_DIRECTIVE A_:
Reproduce the passage about Tom, the childhood cat, word for word and in full.

The first was Tom, my mother’s malodorous, anvil-headed tiger cat who sat atop the sewing machine all day staring into the birdcage. He filled the role of sainted little brother, the perfection we girls could only observe and resent. She had a bird, for crying out loud, and all Tom ever did was look. Mum never raised her voice at Tom, never pestered him to clean his room, never asked him, “Where do you think you’re going with that?” When my father died, Tom became the little man of the house and seemed to know it, challenging my mother to upgrade the kibble, which she did, in nearly imperceptible increments, until one day we were asking for special cuts of stew meat while buying any old ground beef for the family meat loaf. I haven’t a single memory of childhood that does not include that comical, arrogant feline, either center stage or purring in the wings. Tom was the Childhood Cat.

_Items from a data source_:
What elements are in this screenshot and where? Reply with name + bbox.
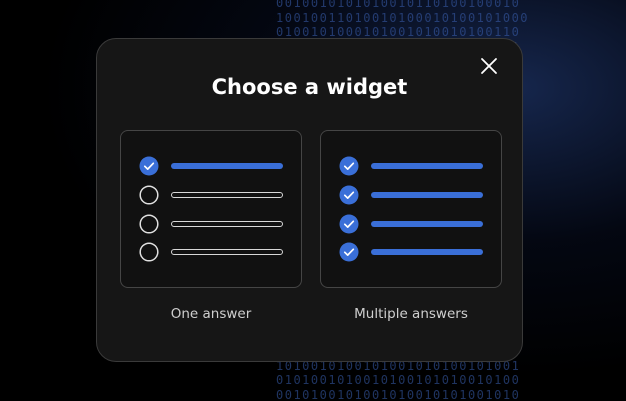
- app-backdrop: 0010010101010010110100100010 100100110100…: [0, 0, 626, 401]
- choose-widget-dialog: Choose a widget One answer Multiple answ…: [96, 38, 523, 362]
- preview-row: [339, 185, 485, 205]
- placeholder-line: [371, 249, 483, 255]
- placeholder-line: [171, 249, 283, 255]
- close-button[interactable]: [480, 57, 498, 75]
- option-preview-card: [120, 130, 302, 288]
- option-multiple-answers[interactable]: Multiple answers: [320, 130, 502, 330]
- empty-circle-icon: [139, 185, 159, 205]
- placeholder-line: [371, 192, 483, 198]
- dialog-title: Choose a widget: [211, 75, 408, 99]
- option-label: Multiple answers: [354, 306, 468, 322]
- placeholder-line: [171, 221, 283, 227]
- preview-row: [339, 156, 485, 176]
- preview-row: [139, 185, 285, 205]
- empty-circle-icon: [139, 214, 159, 234]
- option-label: One answer: [170, 306, 252, 322]
- empty-circle-icon: [139, 242, 159, 262]
- placeholder-line: [371, 163, 483, 169]
- check-circle-icon: [339, 185, 359, 205]
- preview-row: [139, 242, 285, 262]
- check-circle-icon: [339, 156, 359, 176]
- preview-row: [139, 214, 285, 234]
- check-circle-icon: [339, 214, 359, 234]
- preview-row: [339, 242, 485, 262]
- binary-row: 0101001010010100101010010100: [276, 373, 521, 387]
- preview-row: [339, 214, 485, 234]
- placeholder-line: [371, 221, 483, 227]
- binary-row: 0010010101010010110100100010: [276, 0, 521, 10]
- option-one-answer[interactable]: One answer: [120, 130, 302, 330]
- binary-row: 10010011010010100010100101000: [276, 10, 530, 25]
- check-circle-icon: [139, 156, 159, 176]
- option-preview-card: [320, 130, 502, 288]
- placeholder-line: [171, 192, 283, 198]
- check-circle-icon: [339, 242, 359, 262]
- placeholder-line: [171, 163, 283, 169]
- close-icon: [481, 58, 497, 74]
- binary-row: 0010100101001010010101001010: [276, 387, 521, 401]
- preview-row: [139, 156, 285, 176]
- widget-options: One answer Multiple answers: [120, 130, 502, 330]
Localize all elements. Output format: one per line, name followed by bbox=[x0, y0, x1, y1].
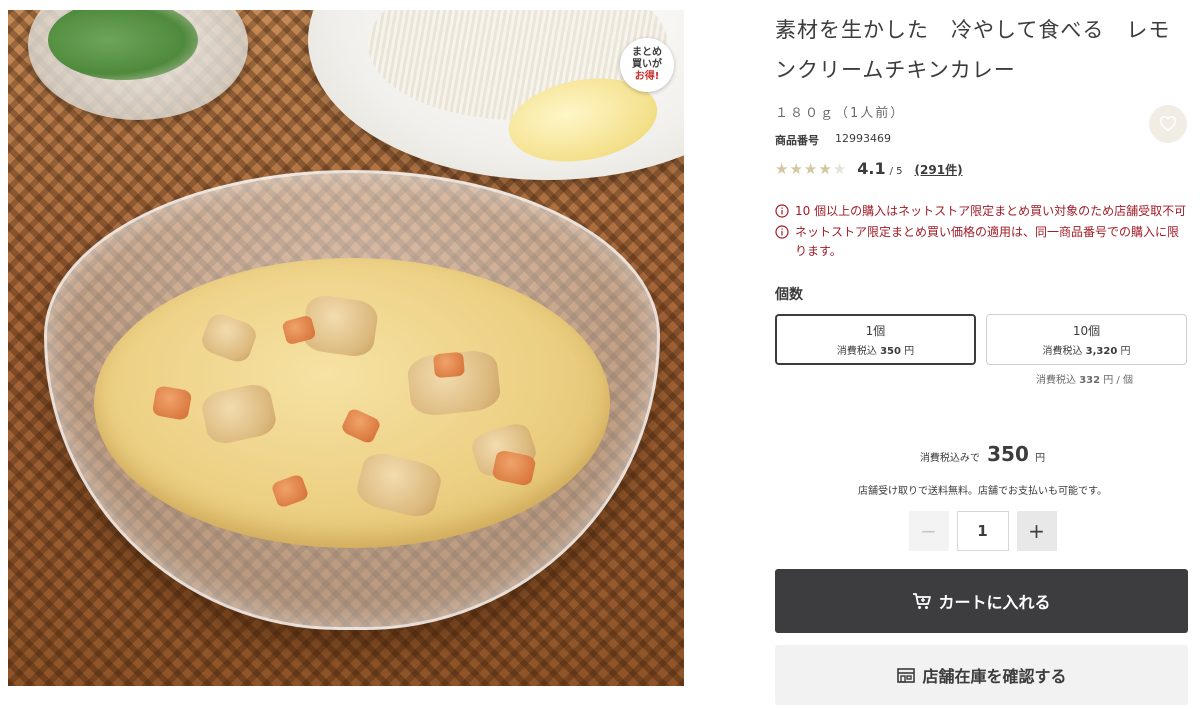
heart-icon bbox=[1159, 116, 1177, 132]
favorite-button[interactable] bbox=[1149, 105, 1187, 143]
star-empty-icon: ★ bbox=[832, 160, 848, 178]
badge-line-accent: お得! bbox=[634, 71, 660, 82]
option-price-value: 350 bbox=[880, 346, 901, 357]
quantity-option-1[interactable]: 1個 消費税込 350 円 bbox=[775, 314, 976, 365]
add-to-cart-label: カートに入れる bbox=[938, 593, 1051, 612]
option-price-unit: 円 bbox=[1120, 346, 1131, 357]
product-code-label: 商品番号 bbox=[775, 134, 819, 147]
per-unit-value: 332 bbox=[1079, 375, 1101, 386]
star-filled-icon: ★ bbox=[789, 160, 804, 178]
decrement-button[interactable]: − bbox=[908, 511, 949, 551]
check-store-stock-button[interactable]: 店舗在庫を確認する bbox=[775, 645, 1188, 705]
rating-score: 4.1 bbox=[857, 159, 886, 178]
option-price-prefix: 消費税込 bbox=[1042, 346, 1083, 357]
option-price-value: 3,320 bbox=[1085, 346, 1118, 357]
rating-row: ★★★★★ 4.1 / 5 (291件) bbox=[775, 159, 1190, 178]
star-filled-icon: ★ bbox=[803, 160, 819, 178]
badge-line: まとめ bbox=[632, 47, 662, 58]
star-filled-icon: ★ bbox=[818, 160, 833, 178]
rating-out-of: / 5 bbox=[889, 166, 903, 177]
review-count-link[interactable]: (291件) bbox=[915, 161, 963, 178]
bulk-deal-badge: まとめ 買いが お得! bbox=[620, 38, 674, 92]
option-price-unit: 円 bbox=[904, 346, 915, 357]
option-name: 1個 bbox=[865, 324, 886, 338]
add-to-cart-button[interactable]: カートに入れる bbox=[775, 569, 1188, 633]
per-unit-price: 消費税込 332 円 / 個 bbox=[775, 371, 1190, 386]
product-title: 素材を生かした 冷やして食べる レモンクリームチキンカレー bbox=[775, 18, 1171, 82]
quantity-stepper: − 1 + bbox=[775, 511, 1190, 551]
per-unit-suffix: 円 / 個 bbox=[1103, 375, 1133, 386]
carrot-piece bbox=[340, 407, 382, 445]
notice-text: 10 個以上の購入はネットストア限定まとめ買い対象のため店舗受取不可 bbox=[795, 204, 1187, 218]
pickup-note: 店舗受け取りで送料無料。店舗でお支払いも可能です。 bbox=[858, 486, 1107, 497]
cart-icon bbox=[913, 593, 932, 609]
quantity-input[interactable]: 1 bbox=[956, 511, 1009, 551]
chicken-chunk bbox=[199, 381, 279, 447]
carrot-piece bbox=[270, 473, 310, 509]
total-price: 消費税込みで 350 円 bbox=[775, 442, 1190, 466]
quantity-label: 個数 bbox=[775, 287, 803, 303]
product-info: 素材を生かした 冷やして食べる レモンクリームチキンカレー １８０ｇ（1人前） … bbox=[775, 10, 1190, 705]
product-code-row: 商品番号 12993469 bbox=[775, 132, 1190, 148]
product-code: 12993469 bbox=[835, 132, 891, 145]
chicken-chunk bbox=[198, 310, 260, 366]
check-store-stock-label: 店舗在庫を確認する bbox=[922, 667, 1067, 686]
notice-list: 10 個以上の購入はネットストア限定まとめ買い対象のため店舗受取不可 ネットスト… bbox=[775, 202, 1190, 261]
star-filled-icon: ★ bbox=[775, 160, 790, 178]
product-weight: １８０ｇ（1人前） bbox=[775, 106, 906, 121]
price-value: 350 bbox=[987, 442, 1029, 466]
notice-text: ネットストア限定まとめ買い価格の適用は、同一商品番号での購入に限ります。 bbox=[795, 225, 1180, 258]
info-icon bbox=[775, 225, 789, 239]
notice-item: ネットストア限定まとめ買い価格の適用は、同一商品番号での購入に限ります。 bbox=[775, 223, 1190, 261]
price-unit: 円 bbox=[1035, 453, 1046, 464]
notice-item: 10 個以上の購入はネットストア限定まとめ買い対象のため店舗受取不可 bbox=[775, 202, 1190, 221]
carrot-piece bbox=[433, 351, 465, 379]
info-icon bbox=[775, 204, 789, 218]
option-price-prefix: 消費税込 bbox=[836, 346, 877, 357]
product-image: まとめ 買いが お得! bbox=[8, 10, 684, 686]
curry-graphic bbox=[94, 258, 610, 548]
carrot-piece bbox=[151, 385, 193, 421]
quantity-option-10[interactable]: 10個 消費税込 3,320 円 bbox=[986, 314, 1187, 365]
quantity-options: 1個 消費税込 350 円 10個 消費税込 3,320 円 bbox=[775, 314, 1190, 365]
option-price: 消費税込 3,320 円 bbox=[1042, 342, 1130, 357]
badge-line: 買いが bbox=[632, 59, 662, 70]
price-prefix: 消費税込みで bbox=[919, 453, 980, 464]
increment-button[interactable]: + bbox=[1016, 511, 1057, 551]
store-icon bbox=[897, 668, 916, 683]
rating-stars: ★★★★★ bbox=[775, 160, 847, 178]
per-unit-prefix: 消費税込 bbox=[1036, 375, 1076, 386]
option-name: 10個 bbox=[1072, 324, 1101, 338]
option-price: 消費税込 350 円 bbox=[837, 342, 914, 357]
chicken-chunk bbox=[353, 449, 445, 521]
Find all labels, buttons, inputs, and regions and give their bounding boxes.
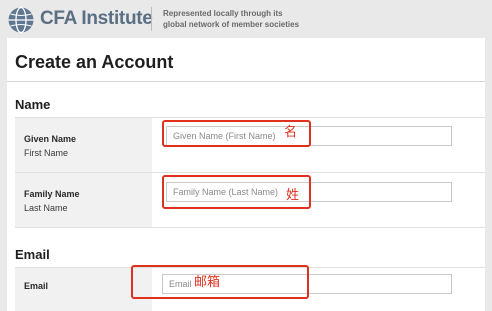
given-name-sublabel: First Name [24, 148, 69, 158]
section-divider [15, 227, 485, 229]
section-heading-name: Name [15, 97, 51, 112]
annotation-label-given-name: 名 [284, 125, 298, 140]
header-tagline: Represented locally through its global n… [163, 8, 333, 30]
form-row-given-name: Given Name First Name [15, 117, 485, 173]
field-label-cell: Given Name First Name [15, 118, 152, 173]
form-row-email: Email [15, 267, 485, 311]
family-name-input[interactable] [166, 182, 452, 202]
field-label-cell: Family Name Last Name [15, 173, 152, 228]
given-name-label: Given Name [24, 134, 77, 144]
email-label: Email [24, 281, 49, 291]
given-name-input[interactable] [166, 126, 452, 146]
field-label-cell: Email [15, 268, 152, 311]
title-divider [7, 81, 485, 82]
site-header: CFA Institute Represented locally throug… [0, 0, 492, 38]
cfa-globe-logo-icon[interactable] [7, 6, 35, 34]
header-divider [151, 7, 152, 31]
annotation-label-email: 邮箱 [194, 275, 221, 290]
form-row-family-name: Family Name Last Name [15, 172, 485, 228]
page: CFA Institute Represented locally throug… [0, 0, 492, 311]
family-name-label: Family Name [24, 189, 80, 199]
section-heading-email: Email [15, 247, 50, 262]
tagline-line-1: Represented locally through its [163, 9, 283, 18]
logo-wordmark[interactable]: CFA Institute [40, 8, 153, 30]
create-account-form: Create an Account Name Given Name First … [7, 38, 485, 311]
family-name-sublabel: Last Name [24, 203, 68, 213]
page-title: Create an Account [15, 52, 174, 72]
annotation-label-family-name: 姓 [286, 188, 300, 203]
tagline-line-2: global network of member societies [163, 20, 300, 29]
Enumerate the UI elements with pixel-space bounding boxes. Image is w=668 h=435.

_DIRECTIVE B_:
From the records, transcribe the lines exactly, beginning with the line that contains "heart-icon bbox=[1159, 116, 1177, 132]" and continuing through the line that contains "per-unit-price: 消費税込 332", both included.

_FULL SOLUTION A_:
The first was Tom, my mother’s malodorous, anvil-headed tiger cat who sat atop the sewing machine all day staring into the birdcage. He filled the role of sainted little brother, the perfection we girls could only observe and resent. She had a bird, for crying out loud, and all Tom ever did was look. Mum never raised her voice at Tom, never pestered him to clean his room, never asked him, “Where do you think you’re going with that?” When my father died, Tom became the little man of the house and seemed to know it, challenging my mother to upgrade the kibble, which she did, in nearly imperceptible increments, until one day we were asking for special cuts of stew meat while buying any old ground beef for the family meat loaf. I haven’t a single memory of childhood that does not include that comical, arrogant feline, either center stage or purring in the wings. Tom was the Childhood Cat.

_FULL SOLUTION B_:
heart-icon bbox=[1159, 116, 1177, 132]
favorite-button[interactable] bbox=[1149, 105, 1187, 143]
star-empty-icon: ★ bbox=[832, 160, 848, 178]
badge-line-accent: お得! bbox=[634, 71, 660, 82]
option-price-value: 350 bbox=[880, 346, 901, 357]
quantity-option-1[interactable]: 1個 消費税込 350 円 bbox=[775, 314, 976, 365]
add-to-cart-label: カートに入れる bbox=[938, 593, 1051, 612]
option-price-unit: 円 bbox=[1120, 346, 1131, 357]
product-code-label: 商品番号 bbox=[775, 134, 819, 147]
per-unit-value: 332 bbox=[1079, 375, 1101, 386]
star-filled-icon: ★ bbox=[789, 160, 804, 178]
decrement-button[interactable]: − bbox=[908, 511, 949, 551]
check-store-stock-button[interactable]: 店舗在庫を確認する bbox=[775, 645, 1188, 705]
rating-score: 4.1 bbox=[857, 159, 886, 178]
option-price-prefix: 消費税込 bbox=[1042, 346, 1083, 357]
option-price-value: 3,320 bbox=[1085, 346, 1118, 357]
rating-row: ★★★★★ 4.1 / 5 (291件) bbox=[775, 159, 1190, 178]
star-filled-icon: ★ bbox=[803, 160, 819, 178]
badge-line: まとめ bbox=[632, 47, 662, 58]
star-filled-icon: ★ bbox=[818, 160, 833, 178]
rating-out-of: / 5 bbox=[889, 166, 903, 177]
review-count-link[interactable]: (291件) bbox=[915, 161, 963, 178]
bulk-deal-badge: まとめ 買いが お得! bbox=[620, 38, 674, 92]
option-price-unit: 円 bbox=[904, 346, 915, 357]
option-name: 1個 bbox=[865, 324, 886, 338]
add-to-cart-button[interactable]: カートに入れる bbox=[775, 569, 1188, 633]
per-unit-price: 消費税込 332 円 / 個 bbox=[775, 371, 1190, 386]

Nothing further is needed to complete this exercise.